_What is needed:_ Reproduce every entry exactly as shown.

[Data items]
------------------------------------------------------------------------

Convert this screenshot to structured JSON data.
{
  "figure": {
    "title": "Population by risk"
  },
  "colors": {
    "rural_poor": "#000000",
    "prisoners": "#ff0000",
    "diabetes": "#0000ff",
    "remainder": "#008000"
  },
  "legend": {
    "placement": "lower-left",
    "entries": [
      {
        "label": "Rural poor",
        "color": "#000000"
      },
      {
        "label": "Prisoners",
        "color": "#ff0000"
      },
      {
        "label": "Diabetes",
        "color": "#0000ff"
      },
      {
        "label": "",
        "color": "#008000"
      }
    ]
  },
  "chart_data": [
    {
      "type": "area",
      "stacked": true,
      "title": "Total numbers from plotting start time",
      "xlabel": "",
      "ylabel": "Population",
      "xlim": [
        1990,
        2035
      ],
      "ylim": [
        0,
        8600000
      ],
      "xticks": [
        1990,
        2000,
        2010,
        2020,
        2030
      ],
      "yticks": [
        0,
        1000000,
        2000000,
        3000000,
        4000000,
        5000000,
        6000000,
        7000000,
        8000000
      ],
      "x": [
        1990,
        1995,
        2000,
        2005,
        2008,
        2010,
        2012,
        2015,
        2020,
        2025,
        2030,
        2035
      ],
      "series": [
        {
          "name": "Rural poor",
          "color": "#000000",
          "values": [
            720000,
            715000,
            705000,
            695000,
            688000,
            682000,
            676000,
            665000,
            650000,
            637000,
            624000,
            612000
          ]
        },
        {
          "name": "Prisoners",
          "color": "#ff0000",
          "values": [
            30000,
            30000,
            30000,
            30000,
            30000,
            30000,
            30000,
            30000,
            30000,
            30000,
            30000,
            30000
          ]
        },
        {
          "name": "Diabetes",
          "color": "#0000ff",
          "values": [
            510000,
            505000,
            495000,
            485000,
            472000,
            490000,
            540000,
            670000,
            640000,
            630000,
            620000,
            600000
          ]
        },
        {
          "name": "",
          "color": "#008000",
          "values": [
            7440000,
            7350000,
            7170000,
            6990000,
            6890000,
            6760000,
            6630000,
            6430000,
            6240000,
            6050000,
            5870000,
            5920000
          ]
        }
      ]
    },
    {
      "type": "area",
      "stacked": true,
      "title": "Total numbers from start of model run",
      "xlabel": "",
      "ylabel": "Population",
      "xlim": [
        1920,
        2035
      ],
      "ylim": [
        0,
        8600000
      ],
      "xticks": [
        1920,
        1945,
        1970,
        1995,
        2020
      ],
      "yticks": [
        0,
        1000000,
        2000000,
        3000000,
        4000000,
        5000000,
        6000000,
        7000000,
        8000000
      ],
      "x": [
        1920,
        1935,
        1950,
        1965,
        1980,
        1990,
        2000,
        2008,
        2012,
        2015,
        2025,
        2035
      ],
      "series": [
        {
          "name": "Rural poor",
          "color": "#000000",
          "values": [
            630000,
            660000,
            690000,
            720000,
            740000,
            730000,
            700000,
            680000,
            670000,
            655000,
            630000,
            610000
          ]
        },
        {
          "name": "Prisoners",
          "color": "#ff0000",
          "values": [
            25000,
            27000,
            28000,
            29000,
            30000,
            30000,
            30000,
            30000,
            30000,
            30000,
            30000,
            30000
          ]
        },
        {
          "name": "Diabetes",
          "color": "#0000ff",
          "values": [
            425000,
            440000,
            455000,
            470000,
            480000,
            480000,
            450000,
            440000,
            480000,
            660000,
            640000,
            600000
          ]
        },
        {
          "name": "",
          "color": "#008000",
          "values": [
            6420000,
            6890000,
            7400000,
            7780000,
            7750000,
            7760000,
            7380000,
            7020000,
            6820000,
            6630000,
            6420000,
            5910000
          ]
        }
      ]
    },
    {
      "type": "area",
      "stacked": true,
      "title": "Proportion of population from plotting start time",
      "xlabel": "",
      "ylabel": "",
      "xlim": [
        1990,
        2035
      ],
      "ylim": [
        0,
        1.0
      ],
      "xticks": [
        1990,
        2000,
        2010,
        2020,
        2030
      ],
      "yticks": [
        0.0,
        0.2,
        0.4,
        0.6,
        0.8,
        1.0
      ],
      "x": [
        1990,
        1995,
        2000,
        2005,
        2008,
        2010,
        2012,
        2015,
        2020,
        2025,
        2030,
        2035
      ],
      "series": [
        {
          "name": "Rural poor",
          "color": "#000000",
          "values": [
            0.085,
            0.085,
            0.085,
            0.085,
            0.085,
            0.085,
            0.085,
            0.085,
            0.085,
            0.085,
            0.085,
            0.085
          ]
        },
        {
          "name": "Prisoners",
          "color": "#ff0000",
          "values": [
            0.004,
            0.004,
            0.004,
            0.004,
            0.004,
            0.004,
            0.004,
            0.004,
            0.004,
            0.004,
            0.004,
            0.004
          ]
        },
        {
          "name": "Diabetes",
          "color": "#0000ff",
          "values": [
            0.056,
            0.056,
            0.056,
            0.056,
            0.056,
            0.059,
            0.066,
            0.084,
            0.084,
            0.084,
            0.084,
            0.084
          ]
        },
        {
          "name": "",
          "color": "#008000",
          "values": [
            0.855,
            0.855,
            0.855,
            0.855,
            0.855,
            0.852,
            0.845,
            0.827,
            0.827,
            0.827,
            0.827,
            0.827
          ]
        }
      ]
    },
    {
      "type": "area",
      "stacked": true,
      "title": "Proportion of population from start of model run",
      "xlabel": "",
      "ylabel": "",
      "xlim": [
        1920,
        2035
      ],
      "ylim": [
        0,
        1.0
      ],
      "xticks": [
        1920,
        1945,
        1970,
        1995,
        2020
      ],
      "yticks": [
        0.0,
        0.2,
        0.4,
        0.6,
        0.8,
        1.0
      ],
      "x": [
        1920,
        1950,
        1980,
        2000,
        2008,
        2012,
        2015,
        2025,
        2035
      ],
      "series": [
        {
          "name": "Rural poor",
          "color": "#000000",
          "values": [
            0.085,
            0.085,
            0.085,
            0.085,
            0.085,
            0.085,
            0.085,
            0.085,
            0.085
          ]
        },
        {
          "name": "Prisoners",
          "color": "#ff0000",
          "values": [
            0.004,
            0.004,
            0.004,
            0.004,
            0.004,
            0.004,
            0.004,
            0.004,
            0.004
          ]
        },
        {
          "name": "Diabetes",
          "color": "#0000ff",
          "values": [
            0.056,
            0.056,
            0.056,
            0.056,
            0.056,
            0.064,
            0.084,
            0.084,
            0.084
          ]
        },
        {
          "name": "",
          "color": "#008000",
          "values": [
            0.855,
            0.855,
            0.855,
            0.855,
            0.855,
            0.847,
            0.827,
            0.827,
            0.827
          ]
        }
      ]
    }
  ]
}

------------------------------------------------------------------------

_Correct result:_
Convert this screenshot to structured JSON data.
{
  "figure": {
    "title": "Population by risk"
  },
  "colors": {
    "rural_poor": "#000000",
    "prisoners": "#ff0000",
    "diabetes": "#0000ff",
    "remainder": "#008000"
  },
  "legend": {
    "placement": "lower-left",
    "entries": [
      {
        "label": "Rural poor",
        "color": "#000000"
      },
      {
        "label": "Prisoners",
        "color": "#ff0000"
      },
      {
        "label": "Diabetes",
        "color": "#0000ff"
      },
      {
        "label": "",
        "color": "#008000"
      }
    ]
  },
  "chart_data": [
    {
      "type": "area",
      "stacked": true,
      "title": "Total numbers from plotting start time",
      "xlabel": "",
      "ylabel": "Population",
      "xlim": [
        1990,
        2035
      ],
      "ylim": [
        0,
        8600000
      ],
      "xticks": [
        1990,
        2000,
        2010,
        2020,
        2030
      ],
      "yticks": [
        0,
        1000000,
        2000000,
        3000000,
        4000000,
        5000000,
        6000000,
        7000000,
        8000000
      ],
      "x": [
        1990,
        1995,
        2000,
        2005,
        2008,
        2010,
        2012,
        2015,
        2020,
        2025,
        2030,
        2035
      ],
      "series": [
        {
          "name": "Rural poor",
          "color": "#000000",
          "values": [
            720000,
            715000,
            705000,
            695000,
            688000,
            682000,
            676000,
            665000,
            650000,
            637000,
            624000,
            612000
          ]
        },
        {
          "name": "Prisoners",
          "color": "#ff0000",
          "values": [
            30000,
            30000,
            30000,
            30000,
            30000,
            30000,
            30000,
            30000,
            30000,
            30000,
            30000,
            30000
          ]
        },
        {
          "name": "Diabetes",
          "color": "#0000ff",
          "values": [
            510000,
            505000,
            495000,
            485000,
            472000,
            490000,
            540000,
            670000,
            640000,
            630000,
            620000,
            600000
          ]
        },
        {
          "name": "",
          "color": "#008000",
          "values": [
            7440000,
            7350000,
            7170000,
            6990000,
            6890000,
            6760000,
            6630000,
            6430000,
            6240000,
            6050000,
            5870000,
            5920000
          ]
        }
      ]
    },
    {
      "type": "area",
      "stacked": true,
      "title": "Total numbers from start of model run",
      "xlabel": "",
      "ylabel": "Population",
      "xlim": [
        1920,
        2035
      ],
      "ylim": [
        0,
        8600000
      ],
      "xticks": [
        1920,
        1945,
        1970,
        1995,
        2020
      ],
      "yticks": [
        0,
        1000000,
        2000000,
        3000000,
        4000000,
        5000000,
        6000000,
        7000000,
        8000000
      ],
      "x": [
        1920,
        1935,
        1950,
        1965,
        1980,
        1990,
        2000,
        2008,
        2012,
        2015,
        2025,
        2035
      ],
      "series": [
        {
          "name": "Rural poor",
          "color": "#000000",
          "values": [
            630000,
            660000,
            690000,
            720000,
            740000,
            730000,
            700000,
            680000,
            670000,
            655000,
            630000,
            610000
          ]
        },
        {
          "name": "Prisoners",
          "color": "#ff0000",
          "values": [
            25000,
            27000,
            28000,
            29000,
            30000,
            30000,
            30000,
            30000,
            30000,
            30000,
            30000,
            30000
          ]
        },
        {
          "name": "Diabetes",
          "color": "#0000ff",
          "values": [
            425000,
            440000,
            455000,
            470000,
            480000,
            480000,
            450000,
            440000,
            480000,
            660000,
            640000,
            600000
          ]
        },
        {
          "name": "",
          "color": "#008000",
          "values": [
            6420000,
            6890000,
            7400000,
            7780000,
            7750000,
            7760000,
            7380000,
            7020000,
            6820000,
            6630000,
            6420000,
            5910000
          ]
        }
      ]
    },
    {
      "type": "area",
      "stacked": true,
      "title": "Proportion of population from plotting start time",
      "xlabel": "",
      "ylabel": "",
      "xlim": [
        1990,
        2035
      ],
      "ylim": [
        0,
        1.0
      ],
      "xticks": [
        1990,
        2000,
        2010,
        2020,
        2030
      ],
      "yticks": [
        0.0,
        0.2,
        0.4,
        0.6,
        0.8,
        1.0
      ],
      "x": [
        1990,
        1995,
        2000,
        2005,
        2008,
        2010,
        2012,
        2015,
        2020,
        2025,
        2030,
        2035
      ],
      "series": [
        {
          "name": "Rural poor",
          "color": "#000000",
          "values": [
            0.085,
            0.085,
            0.085,
            0.085,
            0.085,
            0.085,
            0.085,
            0.085,
            0.085,
            0.085,
            0.085,
            0.085
          ]
        },
        {
          "name": "Prisoners",
          "color": "#ff0000",
          "values": [
            0.004,
            0.004,
            0.004,
            0.004,
            0.004,
            0.004,
            0.004,
            0.004,
            0.004,
            0.004,
            0.004,
            0.004
          ]
        },
        {
          "name": "Diabetes",
          "color": "#0000ff",
          "values": [
            0.056,
            0.056,
            0.056,
            0.056,
            0.056,
            0.059,
            0.066,
            0.084,
            0.084,
            0.084,
            0.084,
            0.084
          ]
        },
        {
          "name": "",
          "color": "#008000",
          "values": [
            0.855,
            0.855,
            0.855,
            0.855,
            0.855,
            0.852,
            0.845,
            0.827,
            0.827,
            0.827,
            0.827,
            0.827
          ]
        }
      ]
    },
    {
      "type": "area",
      "stacked": true,
      "title": "Proportion of population from start of model run",
      "xlabel": "",
      "ylabel": "",
      "xlim": [
        1920,
        2035
      ],
      "ylim": [
        0,
        1.0
      ],
      "xticks": [
        1920,
        1945,
        1970,
        1995,
        2020
      ],
      "yticks": [
        0.0,
        0.2,
        0.4,
        0.6,
        0.8,
        1.0
      ],
      "x": [
        1920,
        1950,
        1980,
        2000,
        2008,
        2012,
        2015,
        2025,
        2035
      ],
      "series": [
        {
          "name": "Rural poor",
          "color": "#000000",
          "values": [
            0.085,
            0.085,
            0.085,
            0.085,
            0.085,
            0.085,
            0.085,
            0.085,
            0.085
          ]
        },
        {
          "name": "Prisoners",
          "color": "#ff0000",
          "values": [
            0.004,
            0.004,
            0.004,
            0.004,
            0.004,
            0.004,
            0.004,
            0.004,
            0.004
          ]
        },
        {
          "name": "Diabetes",
          "color": "#0000ff",
          "values": [
            0.056,
            0.056,
            0.056,
            0.056,
            0.056,
            0.064,
            0.084,
            0.084,
            0.084
          ]
        },
        {
          "name": "",
          "color": "#008000",
          "values": [
            0.855,
            0.855,
            0.855,
            0.855,
            0.855,
            0.847,
            0.827,
            0.827,
            0.827
          ]
        }
      ]
    }
  ]
}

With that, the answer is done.